• **STATED PROBLEM**: Starting at the first item and ending at the line that contains "page-title: Studio components", write the lines out again, switching "Hover" to "Focus" and leaving everything else as it is.

Entries drawn from a collection
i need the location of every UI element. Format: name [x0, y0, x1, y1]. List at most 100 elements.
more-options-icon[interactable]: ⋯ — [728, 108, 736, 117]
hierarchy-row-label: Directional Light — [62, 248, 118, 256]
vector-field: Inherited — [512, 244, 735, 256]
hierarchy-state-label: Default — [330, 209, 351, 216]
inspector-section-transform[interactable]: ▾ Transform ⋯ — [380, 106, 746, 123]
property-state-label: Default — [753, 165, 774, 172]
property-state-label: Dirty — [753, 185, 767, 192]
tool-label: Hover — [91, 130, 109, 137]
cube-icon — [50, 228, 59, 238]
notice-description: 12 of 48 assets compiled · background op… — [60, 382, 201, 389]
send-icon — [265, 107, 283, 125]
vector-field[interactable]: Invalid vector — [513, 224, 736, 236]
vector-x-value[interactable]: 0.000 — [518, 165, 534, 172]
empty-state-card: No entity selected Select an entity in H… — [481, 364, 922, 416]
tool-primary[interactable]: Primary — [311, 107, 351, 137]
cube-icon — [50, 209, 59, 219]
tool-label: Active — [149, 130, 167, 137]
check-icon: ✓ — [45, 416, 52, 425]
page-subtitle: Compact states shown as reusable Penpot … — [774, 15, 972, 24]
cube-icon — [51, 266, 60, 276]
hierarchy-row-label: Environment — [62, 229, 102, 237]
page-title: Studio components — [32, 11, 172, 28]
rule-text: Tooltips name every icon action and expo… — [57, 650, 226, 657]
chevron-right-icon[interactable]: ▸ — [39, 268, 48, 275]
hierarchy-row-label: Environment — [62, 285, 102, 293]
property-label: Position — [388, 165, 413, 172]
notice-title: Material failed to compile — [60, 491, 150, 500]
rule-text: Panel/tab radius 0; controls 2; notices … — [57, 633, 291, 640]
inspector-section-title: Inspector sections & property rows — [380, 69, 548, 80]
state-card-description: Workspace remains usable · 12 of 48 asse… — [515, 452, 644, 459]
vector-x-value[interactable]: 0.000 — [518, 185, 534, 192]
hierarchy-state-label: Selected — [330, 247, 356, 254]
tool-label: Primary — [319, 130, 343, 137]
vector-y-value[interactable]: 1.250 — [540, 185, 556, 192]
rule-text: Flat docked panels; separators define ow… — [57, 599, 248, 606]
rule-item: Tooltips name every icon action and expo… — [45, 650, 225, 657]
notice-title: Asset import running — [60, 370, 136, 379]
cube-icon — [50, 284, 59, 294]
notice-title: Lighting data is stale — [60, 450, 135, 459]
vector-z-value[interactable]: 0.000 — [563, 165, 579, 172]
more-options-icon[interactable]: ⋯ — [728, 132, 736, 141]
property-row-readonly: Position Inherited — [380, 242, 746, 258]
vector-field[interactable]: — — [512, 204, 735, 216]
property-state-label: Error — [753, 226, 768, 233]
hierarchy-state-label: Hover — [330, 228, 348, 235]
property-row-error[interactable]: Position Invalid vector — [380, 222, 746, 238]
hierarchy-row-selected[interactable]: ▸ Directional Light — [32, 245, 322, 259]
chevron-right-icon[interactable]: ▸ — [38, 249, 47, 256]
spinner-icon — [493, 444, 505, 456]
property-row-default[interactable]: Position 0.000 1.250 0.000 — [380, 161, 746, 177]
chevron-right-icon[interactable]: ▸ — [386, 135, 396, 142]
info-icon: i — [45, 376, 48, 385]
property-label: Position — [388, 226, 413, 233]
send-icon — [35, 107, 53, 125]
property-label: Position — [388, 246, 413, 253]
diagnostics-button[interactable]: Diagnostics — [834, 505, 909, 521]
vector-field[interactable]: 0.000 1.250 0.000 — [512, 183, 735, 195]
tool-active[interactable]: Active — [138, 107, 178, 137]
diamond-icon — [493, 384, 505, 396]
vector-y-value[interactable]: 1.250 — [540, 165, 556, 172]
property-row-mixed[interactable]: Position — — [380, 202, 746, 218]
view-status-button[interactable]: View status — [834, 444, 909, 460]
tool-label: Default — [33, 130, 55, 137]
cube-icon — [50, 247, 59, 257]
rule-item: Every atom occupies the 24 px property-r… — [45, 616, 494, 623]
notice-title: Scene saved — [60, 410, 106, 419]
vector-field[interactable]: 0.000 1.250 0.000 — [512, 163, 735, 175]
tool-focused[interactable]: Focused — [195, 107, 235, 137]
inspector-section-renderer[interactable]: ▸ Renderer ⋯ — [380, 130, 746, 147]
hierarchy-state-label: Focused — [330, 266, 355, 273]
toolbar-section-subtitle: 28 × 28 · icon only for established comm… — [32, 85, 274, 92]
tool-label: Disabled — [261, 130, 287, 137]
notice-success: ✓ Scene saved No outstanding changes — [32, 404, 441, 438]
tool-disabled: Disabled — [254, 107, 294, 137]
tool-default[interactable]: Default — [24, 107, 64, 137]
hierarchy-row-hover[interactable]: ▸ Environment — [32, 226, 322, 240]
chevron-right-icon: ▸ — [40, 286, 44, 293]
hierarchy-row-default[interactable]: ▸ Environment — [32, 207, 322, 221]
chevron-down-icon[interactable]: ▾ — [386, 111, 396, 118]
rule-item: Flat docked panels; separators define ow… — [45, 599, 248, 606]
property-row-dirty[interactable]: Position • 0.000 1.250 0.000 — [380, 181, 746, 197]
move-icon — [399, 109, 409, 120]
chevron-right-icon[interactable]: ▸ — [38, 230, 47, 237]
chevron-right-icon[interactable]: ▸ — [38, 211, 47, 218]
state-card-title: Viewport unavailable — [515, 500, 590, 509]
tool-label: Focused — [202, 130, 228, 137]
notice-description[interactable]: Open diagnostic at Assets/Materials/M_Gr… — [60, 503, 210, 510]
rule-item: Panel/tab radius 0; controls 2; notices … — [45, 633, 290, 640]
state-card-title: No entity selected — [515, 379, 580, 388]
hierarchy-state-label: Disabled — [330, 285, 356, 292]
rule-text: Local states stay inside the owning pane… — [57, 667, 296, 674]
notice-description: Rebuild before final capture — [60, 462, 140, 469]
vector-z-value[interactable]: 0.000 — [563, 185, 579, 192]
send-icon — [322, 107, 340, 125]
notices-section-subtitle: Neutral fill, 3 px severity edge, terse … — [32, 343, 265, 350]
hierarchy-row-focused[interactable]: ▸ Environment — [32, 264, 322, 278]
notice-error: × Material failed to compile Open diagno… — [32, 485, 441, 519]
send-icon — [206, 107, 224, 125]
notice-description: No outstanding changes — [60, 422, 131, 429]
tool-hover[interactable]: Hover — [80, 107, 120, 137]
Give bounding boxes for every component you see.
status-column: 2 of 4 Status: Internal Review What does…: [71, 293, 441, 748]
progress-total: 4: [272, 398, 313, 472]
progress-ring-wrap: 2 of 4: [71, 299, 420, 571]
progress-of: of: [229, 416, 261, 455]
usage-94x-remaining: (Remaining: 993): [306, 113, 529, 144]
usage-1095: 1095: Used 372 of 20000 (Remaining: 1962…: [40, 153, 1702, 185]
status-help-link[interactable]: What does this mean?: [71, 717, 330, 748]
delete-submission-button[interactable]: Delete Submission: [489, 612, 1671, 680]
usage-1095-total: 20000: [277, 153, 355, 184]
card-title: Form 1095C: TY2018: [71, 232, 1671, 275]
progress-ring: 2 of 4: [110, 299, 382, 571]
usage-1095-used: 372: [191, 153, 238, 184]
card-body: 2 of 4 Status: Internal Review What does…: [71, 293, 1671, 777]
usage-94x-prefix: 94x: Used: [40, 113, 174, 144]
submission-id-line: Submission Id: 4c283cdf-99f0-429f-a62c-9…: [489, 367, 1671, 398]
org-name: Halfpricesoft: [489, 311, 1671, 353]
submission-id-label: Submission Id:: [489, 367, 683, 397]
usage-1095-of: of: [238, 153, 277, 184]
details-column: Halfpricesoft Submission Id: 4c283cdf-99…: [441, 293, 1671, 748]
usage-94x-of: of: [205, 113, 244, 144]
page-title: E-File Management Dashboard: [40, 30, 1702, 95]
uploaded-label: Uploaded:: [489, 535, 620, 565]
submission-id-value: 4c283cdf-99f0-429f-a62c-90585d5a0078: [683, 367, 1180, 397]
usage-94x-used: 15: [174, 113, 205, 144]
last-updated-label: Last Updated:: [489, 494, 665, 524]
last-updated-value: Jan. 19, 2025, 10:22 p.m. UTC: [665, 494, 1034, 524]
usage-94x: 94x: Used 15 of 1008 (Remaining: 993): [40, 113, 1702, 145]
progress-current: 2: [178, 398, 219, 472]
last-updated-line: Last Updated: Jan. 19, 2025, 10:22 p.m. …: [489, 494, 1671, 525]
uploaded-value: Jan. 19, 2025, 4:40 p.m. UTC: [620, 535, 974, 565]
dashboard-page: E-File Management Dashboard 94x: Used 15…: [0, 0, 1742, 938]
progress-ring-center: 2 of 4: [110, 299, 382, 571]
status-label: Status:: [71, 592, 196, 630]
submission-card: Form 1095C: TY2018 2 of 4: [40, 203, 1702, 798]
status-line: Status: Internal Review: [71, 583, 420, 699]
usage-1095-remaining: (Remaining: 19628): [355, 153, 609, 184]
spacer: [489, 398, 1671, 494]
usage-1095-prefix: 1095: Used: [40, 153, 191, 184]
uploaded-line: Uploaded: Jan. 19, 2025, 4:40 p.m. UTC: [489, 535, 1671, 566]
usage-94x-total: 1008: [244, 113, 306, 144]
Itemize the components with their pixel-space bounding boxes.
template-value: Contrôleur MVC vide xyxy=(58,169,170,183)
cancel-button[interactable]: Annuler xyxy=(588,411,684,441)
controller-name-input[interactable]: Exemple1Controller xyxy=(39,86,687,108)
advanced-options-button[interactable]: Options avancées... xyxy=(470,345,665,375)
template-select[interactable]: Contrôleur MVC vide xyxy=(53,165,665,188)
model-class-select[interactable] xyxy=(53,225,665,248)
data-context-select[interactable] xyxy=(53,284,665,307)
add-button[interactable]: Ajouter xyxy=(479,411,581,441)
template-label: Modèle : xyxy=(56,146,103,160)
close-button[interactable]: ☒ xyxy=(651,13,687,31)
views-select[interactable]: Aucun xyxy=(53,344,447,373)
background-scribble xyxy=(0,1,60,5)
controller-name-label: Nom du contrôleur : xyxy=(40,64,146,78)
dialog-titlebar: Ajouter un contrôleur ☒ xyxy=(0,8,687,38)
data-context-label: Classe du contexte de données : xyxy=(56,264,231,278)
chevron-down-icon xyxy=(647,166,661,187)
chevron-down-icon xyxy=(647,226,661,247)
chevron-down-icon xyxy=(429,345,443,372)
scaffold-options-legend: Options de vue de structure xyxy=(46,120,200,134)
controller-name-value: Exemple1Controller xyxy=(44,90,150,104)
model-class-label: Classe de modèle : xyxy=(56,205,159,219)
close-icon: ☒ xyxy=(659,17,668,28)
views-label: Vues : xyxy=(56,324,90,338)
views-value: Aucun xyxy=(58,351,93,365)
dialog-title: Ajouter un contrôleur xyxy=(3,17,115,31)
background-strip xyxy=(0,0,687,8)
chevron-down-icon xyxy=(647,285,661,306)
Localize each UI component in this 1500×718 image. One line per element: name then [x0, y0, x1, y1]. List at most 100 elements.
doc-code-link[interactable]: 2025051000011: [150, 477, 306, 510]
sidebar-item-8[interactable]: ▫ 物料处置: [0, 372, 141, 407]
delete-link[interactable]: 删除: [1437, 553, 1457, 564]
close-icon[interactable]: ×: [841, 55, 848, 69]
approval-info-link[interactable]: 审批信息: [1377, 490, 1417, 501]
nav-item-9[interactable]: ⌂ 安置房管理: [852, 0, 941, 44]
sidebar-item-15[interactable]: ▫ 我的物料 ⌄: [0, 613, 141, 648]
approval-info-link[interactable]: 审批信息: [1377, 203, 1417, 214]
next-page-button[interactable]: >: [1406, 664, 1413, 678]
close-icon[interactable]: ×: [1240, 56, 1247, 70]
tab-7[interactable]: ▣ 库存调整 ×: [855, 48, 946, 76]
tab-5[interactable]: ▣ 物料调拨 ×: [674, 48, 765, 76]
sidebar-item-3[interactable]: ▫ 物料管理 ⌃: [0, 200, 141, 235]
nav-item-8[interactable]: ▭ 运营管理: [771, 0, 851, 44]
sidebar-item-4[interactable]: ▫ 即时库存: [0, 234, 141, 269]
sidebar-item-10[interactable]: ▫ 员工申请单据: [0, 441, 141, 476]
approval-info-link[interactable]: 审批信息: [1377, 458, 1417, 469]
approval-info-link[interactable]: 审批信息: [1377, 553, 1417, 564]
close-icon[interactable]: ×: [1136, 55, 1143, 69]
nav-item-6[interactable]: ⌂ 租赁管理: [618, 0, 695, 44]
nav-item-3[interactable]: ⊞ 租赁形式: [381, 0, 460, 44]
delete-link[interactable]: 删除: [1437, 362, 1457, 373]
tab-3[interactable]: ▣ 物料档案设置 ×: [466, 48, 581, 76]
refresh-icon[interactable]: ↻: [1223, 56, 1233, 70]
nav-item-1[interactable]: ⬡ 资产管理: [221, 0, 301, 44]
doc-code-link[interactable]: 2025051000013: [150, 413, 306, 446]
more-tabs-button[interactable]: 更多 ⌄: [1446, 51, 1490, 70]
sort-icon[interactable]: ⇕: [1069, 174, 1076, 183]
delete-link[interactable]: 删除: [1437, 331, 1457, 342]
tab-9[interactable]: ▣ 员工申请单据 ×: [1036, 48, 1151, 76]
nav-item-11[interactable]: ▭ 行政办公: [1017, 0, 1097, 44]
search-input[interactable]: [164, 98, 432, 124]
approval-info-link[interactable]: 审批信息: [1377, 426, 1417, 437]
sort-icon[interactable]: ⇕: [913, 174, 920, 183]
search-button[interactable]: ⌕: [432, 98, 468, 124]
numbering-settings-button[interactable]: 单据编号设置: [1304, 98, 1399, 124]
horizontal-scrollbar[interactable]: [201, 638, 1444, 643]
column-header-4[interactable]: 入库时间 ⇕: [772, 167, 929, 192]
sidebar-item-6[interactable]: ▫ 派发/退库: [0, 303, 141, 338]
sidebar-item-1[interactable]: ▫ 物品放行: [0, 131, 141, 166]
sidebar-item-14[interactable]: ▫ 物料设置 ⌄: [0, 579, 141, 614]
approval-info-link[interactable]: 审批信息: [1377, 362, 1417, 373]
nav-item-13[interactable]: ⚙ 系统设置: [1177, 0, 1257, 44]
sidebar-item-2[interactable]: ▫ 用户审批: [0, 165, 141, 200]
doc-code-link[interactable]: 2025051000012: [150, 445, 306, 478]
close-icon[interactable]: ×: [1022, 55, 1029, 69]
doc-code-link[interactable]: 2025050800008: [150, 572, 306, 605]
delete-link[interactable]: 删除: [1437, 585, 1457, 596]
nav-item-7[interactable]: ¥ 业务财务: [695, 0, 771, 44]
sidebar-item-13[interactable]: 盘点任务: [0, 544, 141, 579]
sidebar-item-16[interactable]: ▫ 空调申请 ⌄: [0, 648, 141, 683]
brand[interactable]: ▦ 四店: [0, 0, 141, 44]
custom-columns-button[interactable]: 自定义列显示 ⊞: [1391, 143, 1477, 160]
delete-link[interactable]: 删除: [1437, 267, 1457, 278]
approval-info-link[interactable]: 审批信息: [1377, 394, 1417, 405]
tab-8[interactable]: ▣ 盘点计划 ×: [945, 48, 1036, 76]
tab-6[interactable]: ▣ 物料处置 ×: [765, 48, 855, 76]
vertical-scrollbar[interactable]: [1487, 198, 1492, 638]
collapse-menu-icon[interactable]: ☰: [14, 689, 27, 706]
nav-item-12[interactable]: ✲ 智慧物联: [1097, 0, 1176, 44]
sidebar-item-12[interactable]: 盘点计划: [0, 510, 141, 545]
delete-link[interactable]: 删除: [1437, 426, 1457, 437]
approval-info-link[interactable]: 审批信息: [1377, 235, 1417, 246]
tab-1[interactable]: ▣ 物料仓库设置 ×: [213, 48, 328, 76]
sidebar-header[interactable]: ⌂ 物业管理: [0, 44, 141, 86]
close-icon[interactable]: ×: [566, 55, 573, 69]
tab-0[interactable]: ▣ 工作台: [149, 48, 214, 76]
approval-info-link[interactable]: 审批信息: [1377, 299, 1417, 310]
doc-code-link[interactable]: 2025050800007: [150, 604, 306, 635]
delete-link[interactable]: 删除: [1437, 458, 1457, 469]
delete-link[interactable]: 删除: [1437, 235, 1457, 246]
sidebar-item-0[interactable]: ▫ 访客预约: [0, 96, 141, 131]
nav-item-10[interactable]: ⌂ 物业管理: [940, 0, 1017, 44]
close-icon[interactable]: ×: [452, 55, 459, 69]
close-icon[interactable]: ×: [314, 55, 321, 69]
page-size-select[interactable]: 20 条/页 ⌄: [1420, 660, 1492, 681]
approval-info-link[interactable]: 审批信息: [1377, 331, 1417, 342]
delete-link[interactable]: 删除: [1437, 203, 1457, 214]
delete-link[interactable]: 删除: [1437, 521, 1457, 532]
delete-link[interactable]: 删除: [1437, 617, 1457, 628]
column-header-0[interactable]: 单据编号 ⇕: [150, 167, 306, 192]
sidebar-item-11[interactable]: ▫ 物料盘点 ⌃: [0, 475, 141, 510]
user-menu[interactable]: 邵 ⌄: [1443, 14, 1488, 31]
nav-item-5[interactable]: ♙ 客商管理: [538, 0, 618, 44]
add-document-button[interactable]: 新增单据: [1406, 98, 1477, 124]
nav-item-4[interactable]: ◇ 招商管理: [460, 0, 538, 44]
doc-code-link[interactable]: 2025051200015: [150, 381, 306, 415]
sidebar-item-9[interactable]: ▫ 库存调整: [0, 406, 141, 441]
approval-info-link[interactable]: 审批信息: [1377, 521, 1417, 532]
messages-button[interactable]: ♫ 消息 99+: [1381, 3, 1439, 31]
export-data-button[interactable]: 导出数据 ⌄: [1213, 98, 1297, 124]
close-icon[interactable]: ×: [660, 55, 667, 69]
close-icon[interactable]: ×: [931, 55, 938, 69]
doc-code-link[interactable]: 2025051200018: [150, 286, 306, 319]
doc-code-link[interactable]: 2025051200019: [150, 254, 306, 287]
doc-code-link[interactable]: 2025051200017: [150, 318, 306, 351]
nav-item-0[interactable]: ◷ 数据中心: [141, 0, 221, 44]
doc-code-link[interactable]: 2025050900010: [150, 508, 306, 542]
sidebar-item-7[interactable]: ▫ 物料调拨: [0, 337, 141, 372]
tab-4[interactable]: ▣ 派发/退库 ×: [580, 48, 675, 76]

• **FINAL RESULT**:
i need the location of every UI element. Format: name [x0, y0, x1, y1]. List at most 100 elements.
more-options-icon[interactable]: ⋯ — [728, 108, 736, 117]
hierarchy-row-label: Directional Light — [62, 248, 118, 256]
vector-field: Inherited — [512, 244, 735, 256]
hierarchy-state-label: Default — [330, 209, 351, 216]
inspector-section-transform[interactable]: ▾ Transform ⋯ — [380, 106, 746, 123]
property-state-label: Default — [753, 165, 774, 172]
property-state-label: Dirty — [753, 185, 767, 192]
tool-label: Focus — [91, 130, 109, 137]
cube-icon — [50, 228, 59, 238]
notice-description: 12 of 48 assets compiled · background op… — [60, 382, 201, 389]
send-icon — [265, 107, 283, 125]
vector-field[interactable]: Invalid vector — [513, 224, 736, 236]
vector-x-value[interactable]: 0.000 — [518, 165, 534, 172]
empty-state-card: No entity selected Select an entity in H… — [481, 364, 922, 416]
tool-primary[interactable]: Primary — [311, 107, 351, 137]
cube-icon — [50, 209, 59, 219]
tool-label: Active — [149, 130, 167, 137]
check-icon: ✓ — [45, 416, 52, 425]
page-subtitle: Compact states shown as reusable Penpot … — [774, 15, 972, 24]
cube-icon — [51, 266, 60, 276]
hierarchy-row-label: Environment — [62, 229, 102, 237]
page-title: Studio components — [32, 11, 172, 28]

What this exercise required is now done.